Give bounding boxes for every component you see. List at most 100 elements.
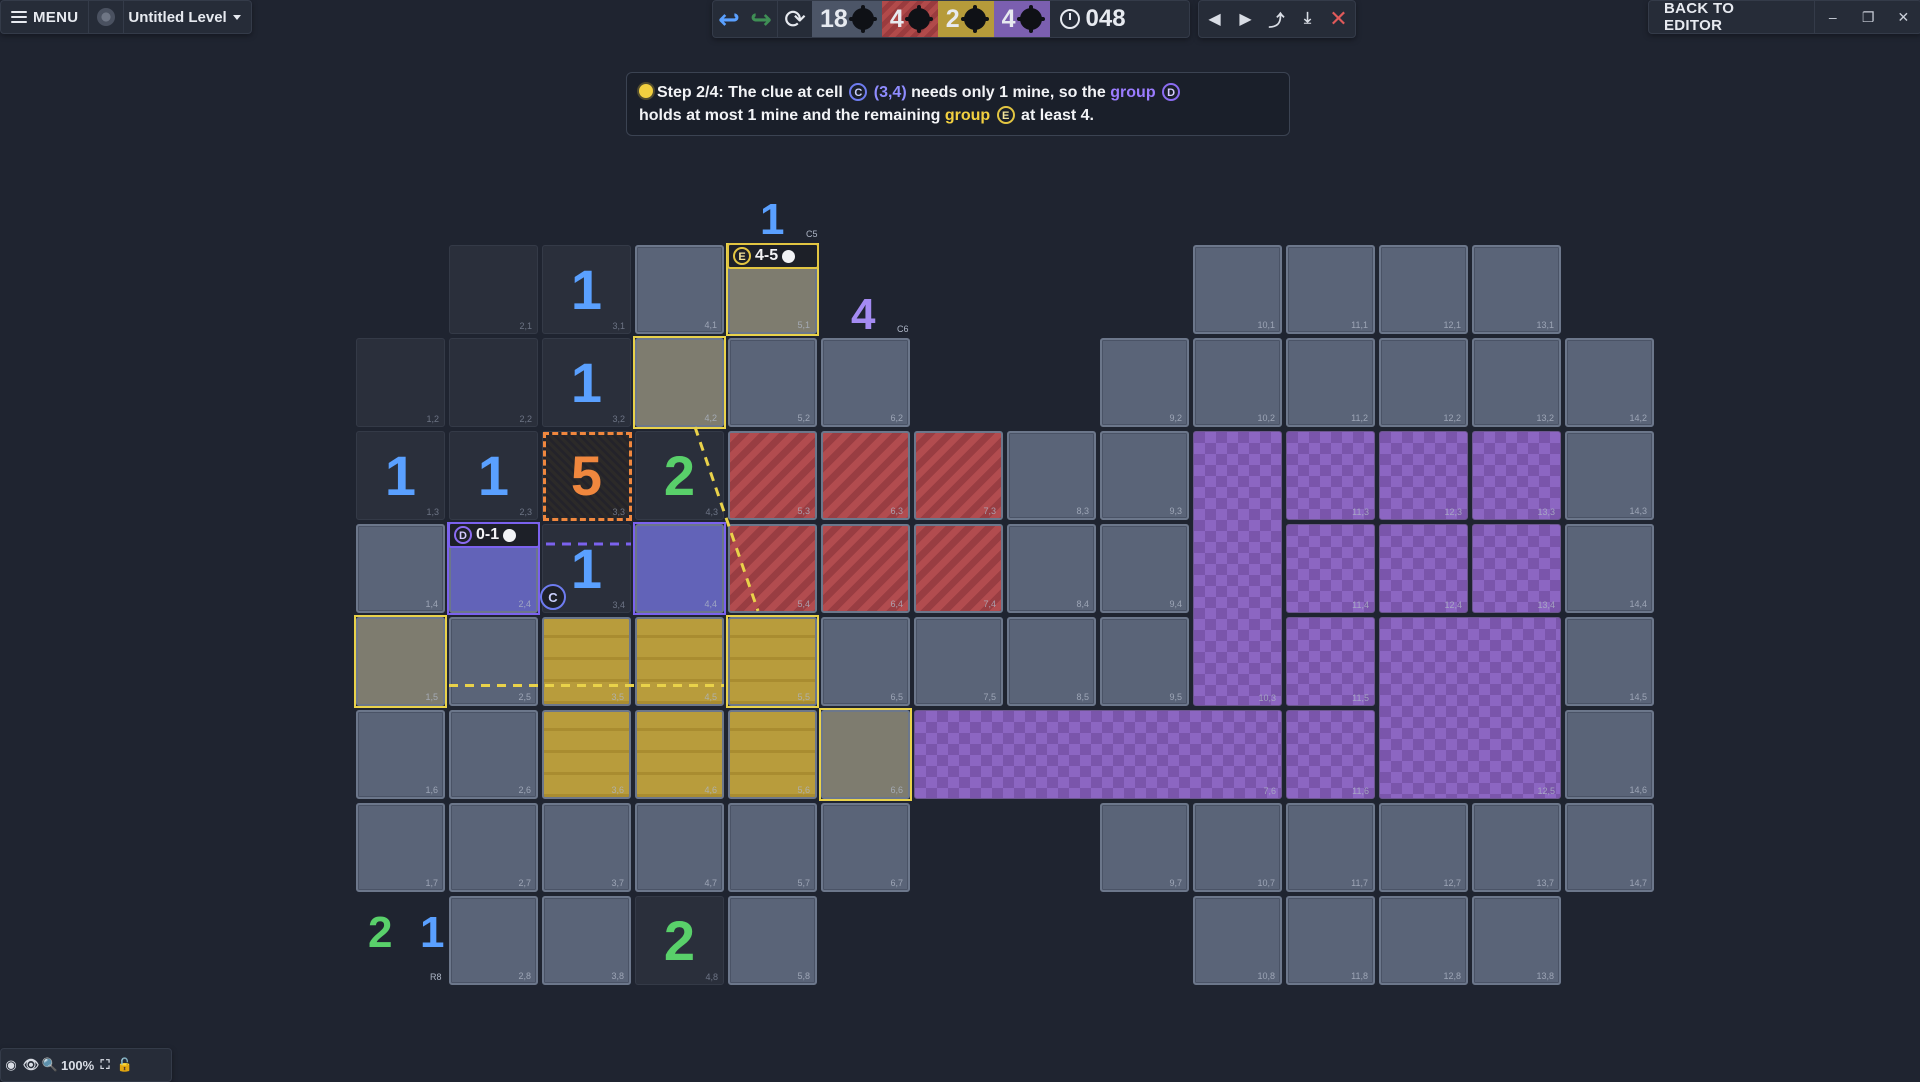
cell-5-7[interactable]: 5,7	[728, 803, 817, 892]
cell-11-8[interactable]: 11,8	[1286, 896, 1375, 985]
cell-6-2[interactable]: 6,2	[821, 338, 910, 427]
cell-2-3[interactable]: 1 2,3	[449, 431, 538, 520]
cell-9-7[interactable]: 9,7	[1100, 803, 1189, 892]
cell-10-7[interactable]: 10,7	[1193, 803, 1282, 892]
cell-14-2[interactable]: 14,2	[1565, 338, 1654, 427]
close-hint-button[interactable]: ✕	[1323, 1, 1354, 37]
cell-13-8[interactable]: 13,8	[1472, 896, 1561, 985]
cell-3-1[interactable]: 1 3,1	[542, 245, 631, 334]
cell-3-8[interactable]: 3,8	[542, 896, 631, 985]
prev-step-button[interactable]: ◀	[1199, 1, 1230, 37]
palette-button[interactable]: ◉	[1, 1049, 21, 1081]
cell-12-8[interactable]: 12,8	[1379, 896, 1468, 985]
cell-12-4[interactable]: 12,4	[1379, 524, 1468, 613]
cell-4-6[interactable]: 4,6	[635, 710, 724, 799]
cell-12-3[interactable]: 12,3	[1379, 431, 1468, 520]
cell-4-1[interactable]: 4,1	[635, 245, 724, 334]
cell-14-4[interactable]: 14,4	[1565, 524, 1654, 613]
purple-block-12-13[interactable]: 12,5	[1379, 617, 1561, 799]
cell-6-3[interactable]: 6,3	[821, 431, 910, 520]
visibility-button[interactable]: 👁	[21, 1049, 41, 1081]
cell-13-2[interactable]: 13,2	[1472, 338, 1561, 427]
cell-3-6[interactable]: 3,6	[542, 710, 631, 799]
cell-7-4[interactable]: 7,4	[914, 524, 1003, 613]
cell-2-7[interactable]: 2,7	[449, 803, 538, 892]
cell-11-6[interactable]: 11,6	[1286, 710, 1375, 799]
back-to-editor-button[interactable]: BACK TO EDITOR	[1649, 0, 1816, 34]
level-select[interactable]: Untitled Level	[123, 1, 250, 33]
cell-6-5[interactable]: 6,5	[821, 617, 910, 706]
cell-1-6[interactable]: 1,6	[356, 710, 445, 799]
cell-8-3[interactable]: 8,3	[1007, 431, 1096, 520]
cell-3-3[interactable]: 5 3,3	[542, 431, 632, 521]
cell-8-4[interactable]: 8,4	[1007, 524, 1096, 613]
cell-4-7[interactable]: 4,7	[635, 803, 724, 892]
cell-13-4[interactable]: 13,4	[1472, 524, 1561, 613]
cell-9-4[interactable]: 9,4	[1100, 524, 1189, 613]
purple-row-7-10[interactable]: 7,6	[914, 710, 1282, 799]
cell-6-6[interactable]: 6,6	[821, 710, 910, 799]
cell-11-7[interactable]: 11,7	[1286, 803, 1375, 892]
cell-3-7[interactable]: 3,7	[542, 803, 631, 892]
cell-10-1[interactable]: 10,1	[1193, 245, 1282, 334]
cell-3-5[interactable]: 3,5	[542, 617, 631, 706]
share-button[interactable]: ⤴	[1261, 1, 1292, 37]
cell-6-4[interactable]: 6,4	[821, 524, 910, 613]
cell-11-3[interactable]: 11,3	[1286, 431, 1375, 520]
cell-7-5[interactable]: 7,5	[914, 617, 1003, 706]
cell-9-5[interactable]: 9,5	[1100, 617, 1189, 706]
cell-12-2[interactable]: 12,2	[1379, 338, 1468, 427]
next-step-button[interactable]: ▶	[1230, 1, 1261, 37]
cell-4-2[interactable]: 4,2	[635, 338, 724, 427]
cell-14-7[interactable]: 14,7	[1565, 803, 1654, 892]
cell-5-5[interactable]: 5,5	[728, 617, 817, 706]
cell-11-1[interactable]: 11,1	[1286, 245, 1375, 334]
lock-button[interactable]: 🔓	[115, 1049, 135, 1081]
cell-11-4[interactable]: 11,4	[1286, 524, 1375, 613]
cell-2-6[interactable]: 2,6	[449, 710, 538, 799]
cell-4-3[interactable]: 2 4,3	[635, 431, 724, 520]
window-close-button[interactable]: ✕	[1886, 1, 1920, 33]
external-clue-row8_b[interactable]: 1	[420, 908, 444, 958]
cell-14-6[interactable]: 14,6	[1565, 710, 1654, 799]
cell-4-4[interactable]: 4,4	[635, 524, 724, 613]
menu-button[interactable]: MENU	[1, 1, 90, 33]
external-clue-col6[interactable]: 4	[851, 290, 875, 340]
cell-5-8[interactable]: 5,8	[728, 896, 817, 985]
purple-column-10[interactable]: 10,3	[1193, 431, 1282, 706]
cell-1-7[interactable]: 1,7	[356, 803, 445, 892]
cell-5-6[interactable]: 5,6	[728, 710, 817, 799]
cell-14-5[interactable]: 14,5	[1565, 617, 1654, 706]
cell-5-2[interactable]: 5,2	[728, 338, 817, 427]
cell-9-3[interactable]: 9,3	[1100, 431, 1189, 520]
cell-1-3[interactable]: 1 1,3	[356, 431, 445, 520]
cell-6-7[interactable]: 6,7	[821, 803, 910, 892]
external-clue-row8_a[interactable]: 2	[368, 908, 392, 958]
cell-13-3[interactable]: 13,3	[1472, 431, 1561, 520]
cell-12-7[interactable]: 12,7	[1379, 803, 1468, 892]
cell-7-3[interactable]: 7,3	[914, 431, 1003, 520]
restart-button[interactable]: ⟳	[777, 1, 812, 37]
cell-1-4[interactable]: 1,4	[356, 524, 445, 613]
cell-5-3[interactable]: 5,3	[728, 431, 817, 520]
cell-9-2[interactable]: 9,2	[1100, 338, 1189, 427]
cell-3-2[interactable]: 1 3,2	[542, 338, 631, 427]
cell-1-2[interactable]: 1,2	[356, 338, 445, 427]
cell-4-8[interactable]: 2 4,8	[635, 896, 724, 985]
cell-4-5[interactable]: 4,5	[635, 617, 724, 706]
cell-11-2[interactable]: 11,2	[1286, 338, 1375, 427]
cell-2-8[interactable]: 2,8	[449, 896, 538, 985]
cell-2-2[interactable]: 2,2	[449, 338, 538, 427]
cell-2-5[interactable]: 2,5	[449, 617, 538, 706]
external-clue-col5[interactable]: 1	[760, 195, 784, 245]
cell-10-8[interactable]: 10,8	[1193, 896, 1282, 985]
redo-button[interactable]: ↪	[745, 1, 777, 37]
cell-1-5[interactable]: 1,5	[356, 617, 445, 706]
minimize-button[interactable]: –	[1815, 1, 1850, 33]
cell-13-7[interactable]: 13,7	[1472, 803, 1561, 892]
cell-11-5[interactable]: 11,5	[1286, 617, 1375, 706]
cell-12-1[interactable]: 12,1	[1379, 245, 1468, 334]
undo-button[interactable]: ↩	[713, 1, 745, 37]
cell-8-5[interactable]: 8,5	[1007, 617, 1096, 706]
zoom-button[interactable]: 🔍 100%	[41, 1049, 95, 1081]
======
> Problem:
Retype every one of the lines above without changing anything, but leave out the picture.

> Expected answer:
Give bounding boxes for every component you see. List at most 100 elements.
cell-5-7[interactable]: 5,7	[728, 803, 817, 892]
cell-11-8[interactable]: 11,8	[1286, 896, 1375, 985]
cell-6-2[interactable]: 6,2	[821, 338, 910, 427]
cell-2-3[interactable]: 1 2,3	[449, 431, 538, 520]
cell-9-7[interactable]: 9,7	[1100, 803, 1189, 892]
cell-10-7[interactable]: 10,7	[1193, 803, 1282, 892]
cell-14-2[interactable]: 14,2	[1565, 338, 1654, 427]
close-hint-button[interactable]: ✕	[1323, 1, 1354, 37]
cell-13-8[interactable]: 13,8	[1472, 896, 1561, 985]
cell-3-1[interactable]: 1 3,1	[542, 245, 631, 334]
cell-3-8[interactable]: 3,8	[542, 896, 631, 985]
prev-step-button[interactable]: ◀	[1199, 1, 1230, 37]
palette-button[interactable]: ◉	[1, 1049, 21, 1081]
cell-12-8[interactable]: 12,8	[1379, 896, 1468, 985]
cell-12-4[interactable]: 12,4	[1379, 524, 1468, 613]
cell-4-6[interactable]: 4,6	[635, 710, 724, 799]
cell-12-3[interactable]: 12,3	[1379, 431, 1468, 520]
cell-4-1[interactable]: 4,1	[635, 245, 724, 334]
cell-14-4[interactable]: 14,4	[1565, 524, 1654, 613]
purple-block-12-13[interactable]: 12,5	[1379, 617, 1561, 799]
cell-6-3[interactable]: 6,3	[821, 431, 910, 520]
visibility-button[interactable]: 👁	[21, 1049, 41, 1081]
cell-13-2[interactable]: 13,2	[1472, 338, 1561, 427]
cell-3-6[interactable]: 3,6	[542, 710, 631, 799]
cell-7-4[interactable]: 7,4	[914, 524, 1003, 613]
cell-2-7[interactable]: 2,7	[449, 803, 538, 892]
cell-11-6[interactable]: 11,6	[1286, 710, 1375, 799]
back-to-editor-button[interactable]: BACK TO EDITOR	[1649, 0, 1816, 34]
level-select[interactable]: Untitled Level	[123, 1, 250, 33]
cell-6-5[interactable]: 6,5	[821, 617, 910, 706]
cell-1-6[interactable]: 1,6	[356, 710, 445, 799]
cell-8-3[interactable]: 8,3	[1007, 431, 1096, 520]
cell-3-3[interactable]: 5 3,3	[542, 431, 632, 521]
cell-8-4[interactable]: 8,4	[1007, 524, 1096, 613]
cell-4-7[interactable]: 4,7	[635, 803, 724, 892]
cell-13-4[interactable]: 13,4	[1472, 524, 1561, 613]
cell-9-4[interactable]: 9,4	[1100, 524, 1189, 613]
purple-row-7-10[interactable]: 7,6	[914, 710, 1282, 799]
cell-6-6[interactable]: 6,6	[821, 710, 910, 799]
cell-11-7[interactable]: 11,7	[1286, 803, 1375, 892]
cell-3-7[interactable]: 3,7	[542, 803, 631, 892]
cell-10-1[interactable]: 10,1	[1193, 245, 1282, 334]
cell-3-5[interactable]: 3,5	[542, 617, 631, 706]
share-button[interactable]: ⤴	[1261, 1, 1292, 37]
cell-6-4[interactable]: 6,4	[821, 524, 910, 613]
cell-11-3[interactable]: 11,3	[1286, 431, 1375, 520]
cell-7-5[interactable]: 7,5	[914, 617, 1003, 706]
cell-9-5[interactable]: 9,5	[1100, 617, 1189, 706]
cell-12-2[interactable]: 12,2	[1379, 338, 1468, 427]
next-step-button[interactable]: ▶	[1230, 1, 1261, 37]
cell-4-2[interactable]: 4,2	[635, 338, 724, 427]
cell-14-7[interactable]: 14,7	[1565, 803, 1654, 892]
cell-5-5[interactable]: 5,5	[728, 617, 817, 706]
cell-11-1[interactable]: 11,1	[1286, 245, 1375, 334]
lock-button[interactable]: 🔓	[115, 1049, 135, 1081]
cell-11-4[interactable]: 11,4	[1286, 524, 1375, 613]
cell-2-6[interactable]: 2,6	[449, 710, 538, 799]
cell-4-3[interactable]: 2 4,3	[635, 431, 724, 520]
window-close-button[interactable]: ✕	[1886, 1, 1920, 33]
external-clue-row8_b[interactable]: 1	[420, 908, 444, 958]
cell-14-6[interactable]: 14,6	[1565, 710, 1654, 799]
cell-4-4[interactable]: 4,4	[635, 524, 724, 613]
menu-button[interactable]: MENU	[1, 1, 90, 33]
external-clue-col6[interactable]: 4	[851, 290, 875, 340]
cell-5-8[interactable]: 5,8	[728, 896, 817, 985]
purple-column-10[interactable]: 10,3	[1193, 431, 1282, 706]
cell-1-7[interactable]: 1,7	[356, 803, 445, 892]
cell-5-6[interactable]: 5,6	[728, 710, 817, 799]
cell-14-5[interactable]: 14,5	[1565, 617, 1654, 706]
cell-5-2[interactable]: 5,2	[728, 338, 817, 427]
cell-9-3[interactable]: 9,3	[1100, 431, 1189, 520]
cell-1-3[interactable]: 1 1,3	[356, 431, 445, 520]
cell-6-7[interactable]: 6,7	[821, 803, 910, 892]
external-clue-row8_a[interactable]: 2	[368, 908, 392, 958]
cell-13-3[interactable]: 13,3	[1472, 431, 1561, 520]
cell-12-7[interactable]: 12,7	[1379, 803, 1468, 892]
cell-7-3[interactable]: 7,3	[914, 431, 1003, 520]
restart-button[interactable]: ⟳	[777, 1, 812, 37]
cell-1-4[interactable]: 1,4	[356, 524, 445, 613]
cell-5-3[interactable]: 5,3	[728, 431, 817, 520]
cell-9-2[interactable]: 9,2	[1100, 338, 1189, 427]
cell-3-2[interactable]: 1 3,2	[542, 338, 631, 427]
cell-1-2[interactable]: 1,2	[356, 338, 445, 427]
cell-4-8[interactable]: 2 4,8	[635, 896, 724, 985]
cell-4-5[interactable]: 4,5	[635, 617, 724, 706]
cell-11-2[interactable]: 11,2	[1286, 338, 1375, 427]
cell-2-8[interactable]: 2,8	[449, 896, 538, 985]
cell-2-2[interactable]: 2,2	[449, 338, 538, 427]
cell-2-5[interactable]: 2,5	[449, 617, 538, 706]
external-clue-col5[interactable]: 1	[760, 195, 784, 245]
cell-10-8[interactable]: 10,8	[1193, 896, 1282, 985]
redo-button[interactable]: ↪	[745, 1, 777, 37]
cell-1-5[interactable]: 1,5	[356, 617, 445, 706]
minimize-button[interactable]: –	[1815, 1, 1850, 33]
cell-13-7[interactable]: 13,7	[1472, 803, 1561, 892]
cell-11-5[interactable]: 11,5	[1286, 617, 1375, 706]
cell-12-1[interactable]: 12,1	[1379, 245, 1468, 334]
undo-button[interactable]: ↩	[713, 1, 745, 37]
cell-8-5[interactable]: 8,5	[1007, 617, 1096, 706]
zoom-button[interactable]: 🔍 100%	[41, 1049, 95, 1081]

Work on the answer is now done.